--- begin DATA FOR THIS TASK ---

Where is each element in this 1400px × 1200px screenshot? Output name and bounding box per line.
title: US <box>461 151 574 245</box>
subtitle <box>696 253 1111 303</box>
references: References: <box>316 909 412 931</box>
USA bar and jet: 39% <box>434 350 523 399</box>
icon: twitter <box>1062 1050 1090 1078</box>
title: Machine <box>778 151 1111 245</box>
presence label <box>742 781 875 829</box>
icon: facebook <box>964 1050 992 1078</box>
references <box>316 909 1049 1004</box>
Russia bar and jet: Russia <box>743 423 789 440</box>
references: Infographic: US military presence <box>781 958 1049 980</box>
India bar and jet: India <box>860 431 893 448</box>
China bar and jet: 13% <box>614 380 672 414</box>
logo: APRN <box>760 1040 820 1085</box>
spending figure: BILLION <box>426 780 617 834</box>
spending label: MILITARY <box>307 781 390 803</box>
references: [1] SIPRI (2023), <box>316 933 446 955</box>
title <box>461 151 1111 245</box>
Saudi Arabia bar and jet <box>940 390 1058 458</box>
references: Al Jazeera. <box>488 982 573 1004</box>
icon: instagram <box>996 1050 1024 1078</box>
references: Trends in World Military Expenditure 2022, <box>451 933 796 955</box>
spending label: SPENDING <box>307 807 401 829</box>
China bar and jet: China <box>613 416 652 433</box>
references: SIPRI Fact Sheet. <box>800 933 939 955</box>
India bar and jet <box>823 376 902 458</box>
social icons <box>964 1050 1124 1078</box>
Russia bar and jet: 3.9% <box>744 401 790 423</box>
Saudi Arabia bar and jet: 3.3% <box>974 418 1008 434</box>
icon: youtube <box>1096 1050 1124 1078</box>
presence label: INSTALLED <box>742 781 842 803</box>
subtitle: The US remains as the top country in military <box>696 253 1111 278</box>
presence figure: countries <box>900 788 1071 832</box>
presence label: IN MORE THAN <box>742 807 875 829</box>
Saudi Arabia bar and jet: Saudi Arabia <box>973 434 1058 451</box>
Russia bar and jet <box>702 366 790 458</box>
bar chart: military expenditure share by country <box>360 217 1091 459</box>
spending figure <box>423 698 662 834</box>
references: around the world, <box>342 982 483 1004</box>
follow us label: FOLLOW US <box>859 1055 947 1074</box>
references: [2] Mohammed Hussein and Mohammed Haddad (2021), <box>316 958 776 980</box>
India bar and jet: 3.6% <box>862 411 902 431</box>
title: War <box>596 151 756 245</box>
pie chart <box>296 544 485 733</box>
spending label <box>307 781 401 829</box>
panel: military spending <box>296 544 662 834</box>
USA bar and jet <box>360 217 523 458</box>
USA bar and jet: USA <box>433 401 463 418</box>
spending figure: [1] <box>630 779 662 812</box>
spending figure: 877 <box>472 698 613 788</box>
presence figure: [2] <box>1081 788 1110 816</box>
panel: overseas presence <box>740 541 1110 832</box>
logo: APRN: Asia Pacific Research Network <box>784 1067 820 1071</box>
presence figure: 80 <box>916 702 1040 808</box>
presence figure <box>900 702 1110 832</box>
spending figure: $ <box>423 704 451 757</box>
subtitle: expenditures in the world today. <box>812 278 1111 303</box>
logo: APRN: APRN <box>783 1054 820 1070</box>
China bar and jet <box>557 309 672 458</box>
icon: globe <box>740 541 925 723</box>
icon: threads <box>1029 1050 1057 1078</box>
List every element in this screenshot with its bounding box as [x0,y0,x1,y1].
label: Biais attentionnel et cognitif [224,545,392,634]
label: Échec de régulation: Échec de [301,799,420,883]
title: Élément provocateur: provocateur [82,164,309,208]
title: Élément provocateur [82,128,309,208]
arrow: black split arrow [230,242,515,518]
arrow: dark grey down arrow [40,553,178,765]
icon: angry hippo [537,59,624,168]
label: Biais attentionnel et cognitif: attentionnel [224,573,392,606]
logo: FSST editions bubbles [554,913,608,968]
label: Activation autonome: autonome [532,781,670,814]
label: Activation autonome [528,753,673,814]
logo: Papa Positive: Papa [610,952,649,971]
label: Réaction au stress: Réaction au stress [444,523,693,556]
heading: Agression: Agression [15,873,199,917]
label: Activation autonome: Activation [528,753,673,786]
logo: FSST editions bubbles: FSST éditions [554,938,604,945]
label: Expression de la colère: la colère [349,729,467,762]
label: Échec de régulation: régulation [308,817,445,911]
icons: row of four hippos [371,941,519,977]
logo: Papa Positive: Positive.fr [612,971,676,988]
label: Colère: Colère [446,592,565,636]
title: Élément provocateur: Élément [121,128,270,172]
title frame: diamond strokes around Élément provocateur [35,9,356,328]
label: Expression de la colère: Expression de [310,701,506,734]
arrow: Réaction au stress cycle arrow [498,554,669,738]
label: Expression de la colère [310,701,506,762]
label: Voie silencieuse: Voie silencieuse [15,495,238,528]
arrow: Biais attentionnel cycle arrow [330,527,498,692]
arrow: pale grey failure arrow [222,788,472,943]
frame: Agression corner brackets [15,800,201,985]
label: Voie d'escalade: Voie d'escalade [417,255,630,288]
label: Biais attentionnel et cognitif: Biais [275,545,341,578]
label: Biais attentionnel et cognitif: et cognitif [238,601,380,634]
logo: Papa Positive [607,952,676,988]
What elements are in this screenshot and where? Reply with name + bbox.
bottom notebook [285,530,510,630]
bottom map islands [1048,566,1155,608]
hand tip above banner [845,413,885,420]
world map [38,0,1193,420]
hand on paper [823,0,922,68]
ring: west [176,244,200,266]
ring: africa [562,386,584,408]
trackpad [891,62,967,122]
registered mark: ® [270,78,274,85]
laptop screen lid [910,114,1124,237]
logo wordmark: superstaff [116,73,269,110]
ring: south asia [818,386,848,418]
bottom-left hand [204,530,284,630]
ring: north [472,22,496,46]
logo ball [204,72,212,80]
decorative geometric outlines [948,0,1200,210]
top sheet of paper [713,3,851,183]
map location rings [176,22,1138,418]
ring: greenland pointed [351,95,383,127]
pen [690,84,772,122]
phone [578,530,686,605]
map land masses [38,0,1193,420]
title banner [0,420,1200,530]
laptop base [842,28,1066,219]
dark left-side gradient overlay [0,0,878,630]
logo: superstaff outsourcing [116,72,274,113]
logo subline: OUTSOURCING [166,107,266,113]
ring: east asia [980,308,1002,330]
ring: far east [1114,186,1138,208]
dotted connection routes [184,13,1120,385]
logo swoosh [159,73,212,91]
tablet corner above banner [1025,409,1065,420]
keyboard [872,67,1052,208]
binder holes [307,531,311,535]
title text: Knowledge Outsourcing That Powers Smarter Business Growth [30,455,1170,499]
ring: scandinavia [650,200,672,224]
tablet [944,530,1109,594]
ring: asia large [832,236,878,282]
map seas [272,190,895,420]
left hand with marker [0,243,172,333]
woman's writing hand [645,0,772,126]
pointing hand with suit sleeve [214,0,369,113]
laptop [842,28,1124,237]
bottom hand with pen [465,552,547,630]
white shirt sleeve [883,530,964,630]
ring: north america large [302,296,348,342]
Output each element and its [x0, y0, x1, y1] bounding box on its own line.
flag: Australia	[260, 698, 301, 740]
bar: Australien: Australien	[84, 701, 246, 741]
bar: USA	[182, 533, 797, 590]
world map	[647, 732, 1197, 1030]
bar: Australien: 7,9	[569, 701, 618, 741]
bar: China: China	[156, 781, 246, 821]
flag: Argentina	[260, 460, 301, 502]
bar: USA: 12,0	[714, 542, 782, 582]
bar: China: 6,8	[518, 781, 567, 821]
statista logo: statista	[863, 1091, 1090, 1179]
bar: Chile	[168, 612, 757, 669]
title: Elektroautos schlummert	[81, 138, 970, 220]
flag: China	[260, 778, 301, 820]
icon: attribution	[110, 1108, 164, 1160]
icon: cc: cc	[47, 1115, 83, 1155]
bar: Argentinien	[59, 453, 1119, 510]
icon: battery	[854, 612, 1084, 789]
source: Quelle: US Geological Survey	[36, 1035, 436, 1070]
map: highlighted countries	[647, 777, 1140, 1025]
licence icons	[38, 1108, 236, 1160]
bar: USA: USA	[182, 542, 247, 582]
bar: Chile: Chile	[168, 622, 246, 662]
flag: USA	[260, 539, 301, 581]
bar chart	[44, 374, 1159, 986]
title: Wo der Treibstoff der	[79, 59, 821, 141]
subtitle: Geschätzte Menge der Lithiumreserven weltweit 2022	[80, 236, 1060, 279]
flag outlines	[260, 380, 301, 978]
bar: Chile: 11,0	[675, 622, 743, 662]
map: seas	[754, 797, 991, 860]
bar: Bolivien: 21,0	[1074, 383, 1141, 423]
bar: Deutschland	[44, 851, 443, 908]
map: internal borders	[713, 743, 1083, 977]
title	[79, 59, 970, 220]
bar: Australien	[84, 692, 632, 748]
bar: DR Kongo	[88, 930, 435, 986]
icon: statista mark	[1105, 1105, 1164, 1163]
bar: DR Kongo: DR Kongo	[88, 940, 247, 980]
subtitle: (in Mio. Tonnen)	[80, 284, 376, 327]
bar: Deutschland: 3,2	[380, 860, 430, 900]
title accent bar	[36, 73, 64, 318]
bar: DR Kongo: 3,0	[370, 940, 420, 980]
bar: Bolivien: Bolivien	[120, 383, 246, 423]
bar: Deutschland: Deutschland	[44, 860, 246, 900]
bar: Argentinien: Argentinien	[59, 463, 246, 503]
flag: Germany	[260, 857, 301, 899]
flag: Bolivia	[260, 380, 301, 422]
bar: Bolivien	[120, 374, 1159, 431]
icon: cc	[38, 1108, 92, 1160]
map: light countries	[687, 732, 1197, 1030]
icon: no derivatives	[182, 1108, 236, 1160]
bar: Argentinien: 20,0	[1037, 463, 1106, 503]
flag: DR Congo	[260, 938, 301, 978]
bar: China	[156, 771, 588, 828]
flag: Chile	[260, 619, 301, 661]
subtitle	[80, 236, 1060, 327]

--- end DATA FOR THIS TASK ---

## GOAL:
Copy the listing above verbatim, from its first line through the line containing "presence label: IN MORE", including both of those lines.

## THE RESPONSE:
Where is each element in this 1400px × 1200px screenshot? Output name and bounding box per line.
title: US <box>461 151 574 245</box>
subtitle <box>696 253 1111 303</box>
references: References: <box>316 909 412 931</box>
USA bar and jet: 39% <box>434 350 523 399</box>
icon: twitter <box>1062 1050 1090 1078</box>
title: Machine <box>778 151 1111 245</box>
presence label <box>742 781 875 829</box>
icon: facebook <box>964 1050 992 1078</box>
references <box>316 909 1049 1004</box>
Russia bar and jet: Russia <box>743 423 789 440</box>
references: Infographic: US military presence <box>781 958 1049 980</box>
India bar and jet: India <box>860 431 893 448</box>
China bar and jet: 13% <box>614 380 672 414</box>
logo: APRN <box>760 1040 820 1085</box>
spending figure: BILLION <box>426 780 617 834</box>
spending label: MILITARY <box>307 781 390 803</box>
references: [1] SIPRI (2023), <box>316 933 446 955</box>
title <box>461 151 1111 245</box>
Saudi Arabia bar and jet <box>940 390 1058 458</box>
references: Al Jazeera. <box>488 982 573 1004</box>
icon: instagram <box>996 1050 1024 1078</box>
references: Trends in World Military Expenditure 2022, <box>451 933 796 955</box>
spending label: SPENDING <box>307 807 401 829</box>
China bar and jet: China <box>613 416 652 433</box>
references: SIPRI Fact Sheet. <box>800 933 939 955</box>
India bar and jet <box>823 376 902 458</box>
social icons <box>964 1050 1124 1078</box>
Russia bar and jet: 3.9% <box>744 401 790 423</box>
Saudi Arabia bar and jet: 3.3% <box>974 418 1008 434</box>
icon: youtube <box>1096 1050 1124 1078</box>
presence label: INSTALLED <box>742 781 842 803</box>
subtitle: The US remains as the top country in military <box>696 253 1111 278</box>
presence figure: countries <box>900 788 1071 832</box>
presence label: IN MORE THAN <box>742 807 875 829</box>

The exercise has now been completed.